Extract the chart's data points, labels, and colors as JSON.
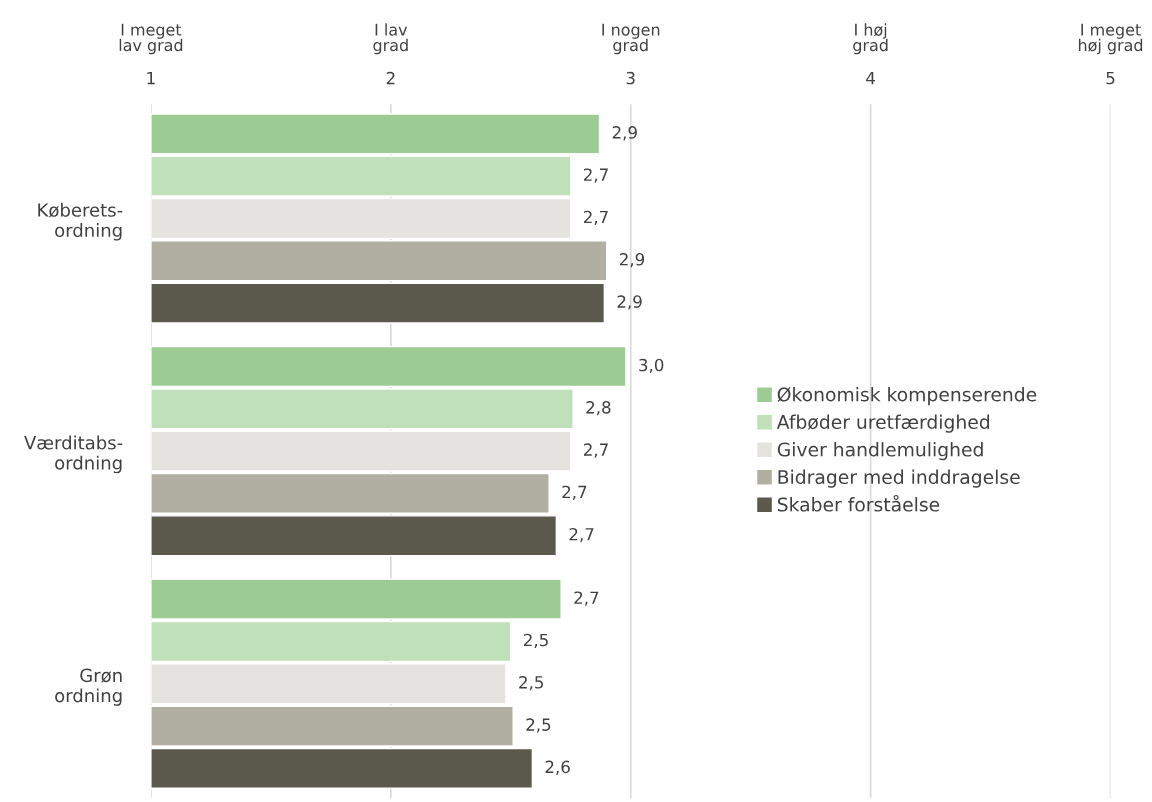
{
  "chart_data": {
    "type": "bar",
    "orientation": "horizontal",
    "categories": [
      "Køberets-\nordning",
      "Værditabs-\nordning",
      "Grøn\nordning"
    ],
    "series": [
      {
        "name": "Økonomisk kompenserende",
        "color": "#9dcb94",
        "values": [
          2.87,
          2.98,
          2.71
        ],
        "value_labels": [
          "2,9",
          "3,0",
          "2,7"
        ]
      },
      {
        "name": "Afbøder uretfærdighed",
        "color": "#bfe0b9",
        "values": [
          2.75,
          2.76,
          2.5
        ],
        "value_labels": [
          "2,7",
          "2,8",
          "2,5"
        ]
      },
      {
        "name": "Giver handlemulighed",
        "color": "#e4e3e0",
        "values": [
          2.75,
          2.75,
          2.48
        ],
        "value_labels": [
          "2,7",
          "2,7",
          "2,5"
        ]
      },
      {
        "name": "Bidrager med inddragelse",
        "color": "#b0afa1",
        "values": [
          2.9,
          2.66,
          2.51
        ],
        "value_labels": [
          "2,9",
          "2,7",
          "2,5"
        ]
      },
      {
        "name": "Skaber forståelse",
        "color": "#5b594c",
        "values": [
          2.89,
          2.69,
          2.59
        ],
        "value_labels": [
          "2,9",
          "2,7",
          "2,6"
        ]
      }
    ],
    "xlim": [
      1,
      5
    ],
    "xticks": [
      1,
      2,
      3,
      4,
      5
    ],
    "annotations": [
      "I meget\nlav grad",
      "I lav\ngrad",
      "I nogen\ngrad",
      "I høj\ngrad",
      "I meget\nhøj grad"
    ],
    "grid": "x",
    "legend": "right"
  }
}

| Your task |
All of the entries need to be transcribed word for word; pictures are left out.

| Task solution |
Extract the chart's data points, labels, and colors as JSON.
{
  "chart_data": {
    "type": "bar",
    "orientation": "horizontal",
    "categories": [
      "Køberets-\nordning",
      "Værditabs-\nordning",
      "Grøn\nordning"
    ],
    "series": [
      {
        "name": "Økonomisk kompenserende",
        "color": "#9dcb94",
        "values": [
          2.87,
          2.98,
          2.71
        ],
        "value_labels": [
          "2,9",
          "3,0",
          "2,7"
        ]
      },
      {
        "name": "Afbøder uretfærdighed",
        "color": "#bfe0b9",
        "values": [
          2.75,
          2.76,
          2.5
        ],
        "value_labels": [
          "2,7",
          "2,8",
          "2,5"
        ]
      },
      {
        "name": "Giver handlemulighed",
        "color": "#e4e3e0",
        "values": [
          2.75,
          2.75,
          2.48
        ],
        "value_labels": [
          "2,7",
          "2,7",
          "2,5"
        ]
      },
      {
        "name": "Bidrager med inddragelse",
        "color": "#b0afa1",
        "values": [
          2.9,
          2.66,
          2.51
        ],
        "value_labels": [
          "2,9",
          "2,7",
          "2,5"
        ]
      },
      {
        "name": "Skaber forståelse",
        "color": "#5b594c",
        "values": [
          2.89,
          2.69,
          2.59
        ],
        "value_labels": [
          "2,9",
          "2,7",
          "2,6"
        ]
      }
    ],
    "xlim": [
      1,
      5
    ],
    "xticks": [
      1,
      2,
      3,
      4,
      5
    ],
    "annotations": [
      "I meget\nlav grad",
      "I lav\ngrad",
      "I nogen\ngrad",
      "I høj\ngrad",
      "I meget\nhøj grad"
    ],
    "grid": "x",
    "legend": "right"
  }
}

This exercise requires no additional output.